Request A ::
Please translate this sentence from the emergency management essay into Spanish: "Core competencies drive education and form the basis for job descriptions."
Request B ::
Reproduce the passage of the emergency management essay from "These are frightening" up to and including "profession offer them?".

Selected text ::
<<<<

If we truly become a profession, the expectation would be that we would, through the process of certification or licensing by a professional body, control entry to the profession. We would also expect to see the enforcement of standards through some sort of disciplinary process. And among those standards would be requirements for college education in a specialized body of knowledge and the requirement for continuing education.
These are frightening concepts for many. If such a system had been in place over the past ten or twenty years, many current emergency managers would have been deemed not qualified for the positions they hold. Yet clearly, they've been doing the job and doing it well. What does becoming a profession offer them?
Another concern is the issue of whether every jurisdiction needs an emergency manager. Assuming we reach the level of profession, members would expect salaries commensurate with their education and training, salaries that might be cost-prohibitive for many smaller jurisdictions. If the main focus is the emergency plan, as it is for many smaller jurisdictions, do you really need a fully qualified emergency management professional?
The simple fact is we have not been doing our jobs as well as we think. A number of surveys show that emergency managers tend to focus on response issues at the expense of mitigation and recovery planning. Despite voluntary standards such as the Emergency Management Accreditation Program and initiatives like Whole Community, many emergency managers do not have formal, enterprise-wide programs. Research findings are still not influencing our programs as they should. Requiring adherence to professional standards could help address these problems.
The problem is that we often speak of the emergency management profession in monolithic terms. Instead, we need to think in terms of levels: entry level, journeyman, and master for example. Not every jurisdiction needs a master but everyone should have an entry level emergency manager. We also need to take a long term view; you do not develop a profession overnight. Gradual change which recognizes the contributions of current emergency managers is critical. At the same time, we need to understand the old adage, "A rising tide floats all boats." Becoming a profession will have some economic benefits in job creation and security but, more importantly, it will help us better serve our communities by increasing our commitment to professional standards.
In a recent edition of Emergency Management, my colleague Eric Holderman wrote an opinion piece in which he stated that while emergency management has many of the trappings of a profession, it is not a profession. Eric based his position largely on the fact that outsiders do not truly view emergency management as a profession.
I agree with Eric's view and with his reasoning. However, I'd like to push things a bit further by asking why we are not yet recognized as professionals. I think the answer becomes obvious when one considers some of the key elements required of a profession:
Definition and core competencies One of the long-standing problems with emergency management is that until the development of the Principles of Emergency Management we had no agreed upon definition of what we do. While we now have a definition agreed to by our professional organizations, that definition is still not universally accepted and, indeed, is largely unknown outside our discipline.
Coupled with this problem of definition is our continuing lack of an agreed upon set of core competencies. Core competencies drive education and form the basis for job descriptions. An excellent model exists in New Zealand but because it was "not invented here" there has been resistance to adopt and modify this model for use in the United States.
Specialized Body of Knowledge The basis of any profession is a body of knowledge unique to the profession. It is only recently that we have begun to accept that our specialized body of knowledge is not merely the technical practices embodied in FEMA guidance and state and Federal legislation but also the theoretical knowledge developed through years of social science research. However, we still lack a cohesive theory of emergency management that binds together this research and can be used to guide our professional interactions.

>>>>

Provided records ::

<<<<

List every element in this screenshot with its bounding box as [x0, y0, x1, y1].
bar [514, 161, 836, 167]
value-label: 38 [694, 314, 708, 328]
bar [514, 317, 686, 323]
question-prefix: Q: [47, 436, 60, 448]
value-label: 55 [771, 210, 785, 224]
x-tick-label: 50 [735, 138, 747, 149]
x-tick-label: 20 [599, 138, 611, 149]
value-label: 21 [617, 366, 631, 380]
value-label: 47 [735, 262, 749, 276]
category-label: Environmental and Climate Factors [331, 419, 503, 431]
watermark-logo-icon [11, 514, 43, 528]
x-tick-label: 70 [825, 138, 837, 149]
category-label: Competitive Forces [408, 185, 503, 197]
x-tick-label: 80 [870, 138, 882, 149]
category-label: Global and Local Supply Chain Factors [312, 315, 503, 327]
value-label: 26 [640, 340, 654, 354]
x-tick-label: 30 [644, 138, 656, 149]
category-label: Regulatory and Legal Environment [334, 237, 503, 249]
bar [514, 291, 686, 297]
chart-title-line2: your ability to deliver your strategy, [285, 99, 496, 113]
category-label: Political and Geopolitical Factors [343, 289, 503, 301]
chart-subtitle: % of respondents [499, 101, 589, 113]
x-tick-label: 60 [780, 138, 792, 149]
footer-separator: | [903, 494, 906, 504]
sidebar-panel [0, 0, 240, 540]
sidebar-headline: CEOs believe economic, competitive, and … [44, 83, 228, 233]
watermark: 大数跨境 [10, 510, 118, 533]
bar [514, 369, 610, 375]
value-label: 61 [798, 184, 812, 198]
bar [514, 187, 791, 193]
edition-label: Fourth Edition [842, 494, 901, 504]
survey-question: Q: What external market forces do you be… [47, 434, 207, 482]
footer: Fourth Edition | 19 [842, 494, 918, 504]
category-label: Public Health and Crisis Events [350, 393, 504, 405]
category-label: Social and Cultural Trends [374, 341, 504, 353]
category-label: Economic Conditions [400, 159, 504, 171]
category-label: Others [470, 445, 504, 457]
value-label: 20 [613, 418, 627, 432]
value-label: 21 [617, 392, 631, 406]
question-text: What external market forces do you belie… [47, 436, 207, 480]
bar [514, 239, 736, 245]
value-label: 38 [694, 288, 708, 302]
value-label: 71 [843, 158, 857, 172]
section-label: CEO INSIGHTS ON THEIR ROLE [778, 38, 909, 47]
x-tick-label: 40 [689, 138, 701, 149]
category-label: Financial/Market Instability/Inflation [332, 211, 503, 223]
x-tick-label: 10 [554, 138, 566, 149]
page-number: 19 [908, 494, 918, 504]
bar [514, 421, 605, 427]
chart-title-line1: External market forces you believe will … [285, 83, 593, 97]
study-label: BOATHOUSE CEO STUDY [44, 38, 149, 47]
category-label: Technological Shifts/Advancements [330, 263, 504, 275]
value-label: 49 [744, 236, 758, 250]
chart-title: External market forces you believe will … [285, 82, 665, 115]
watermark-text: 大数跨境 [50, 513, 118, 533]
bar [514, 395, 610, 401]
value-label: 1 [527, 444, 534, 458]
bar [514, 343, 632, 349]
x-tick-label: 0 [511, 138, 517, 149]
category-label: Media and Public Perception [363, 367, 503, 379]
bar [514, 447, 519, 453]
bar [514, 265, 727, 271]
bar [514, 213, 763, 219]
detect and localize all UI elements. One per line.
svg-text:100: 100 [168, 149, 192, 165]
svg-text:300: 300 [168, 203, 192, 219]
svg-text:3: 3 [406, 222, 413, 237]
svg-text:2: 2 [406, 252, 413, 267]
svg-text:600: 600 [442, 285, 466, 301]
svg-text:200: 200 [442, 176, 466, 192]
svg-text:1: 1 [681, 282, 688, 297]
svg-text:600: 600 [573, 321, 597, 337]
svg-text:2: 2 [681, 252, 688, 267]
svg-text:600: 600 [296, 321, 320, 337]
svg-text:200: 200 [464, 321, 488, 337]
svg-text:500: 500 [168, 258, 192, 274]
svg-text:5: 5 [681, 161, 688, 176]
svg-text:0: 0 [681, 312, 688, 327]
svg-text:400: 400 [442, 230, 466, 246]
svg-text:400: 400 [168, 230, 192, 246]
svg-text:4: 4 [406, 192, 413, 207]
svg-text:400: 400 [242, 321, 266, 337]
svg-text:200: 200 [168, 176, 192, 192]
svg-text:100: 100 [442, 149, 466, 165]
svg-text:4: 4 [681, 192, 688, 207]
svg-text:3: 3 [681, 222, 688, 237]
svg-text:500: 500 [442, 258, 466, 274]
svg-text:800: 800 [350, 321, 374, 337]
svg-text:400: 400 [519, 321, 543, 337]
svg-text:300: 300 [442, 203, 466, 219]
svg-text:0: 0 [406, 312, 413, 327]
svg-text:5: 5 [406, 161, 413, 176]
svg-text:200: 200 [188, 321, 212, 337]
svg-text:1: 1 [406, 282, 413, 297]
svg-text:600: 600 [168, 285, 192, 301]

>>>>

Full response A ::
Las competencias básicas orientan la educación y constituyen la base de las descripciones de puestos.

Full response B ::
These are frightening concepts for many. If such a system had been in place over the past ten or twenty years, many current emergency managers would have been deemed not qualified for the positions they hold. Yet clearly, they've been doing the job and doing it well. What does becoming a profession offer them?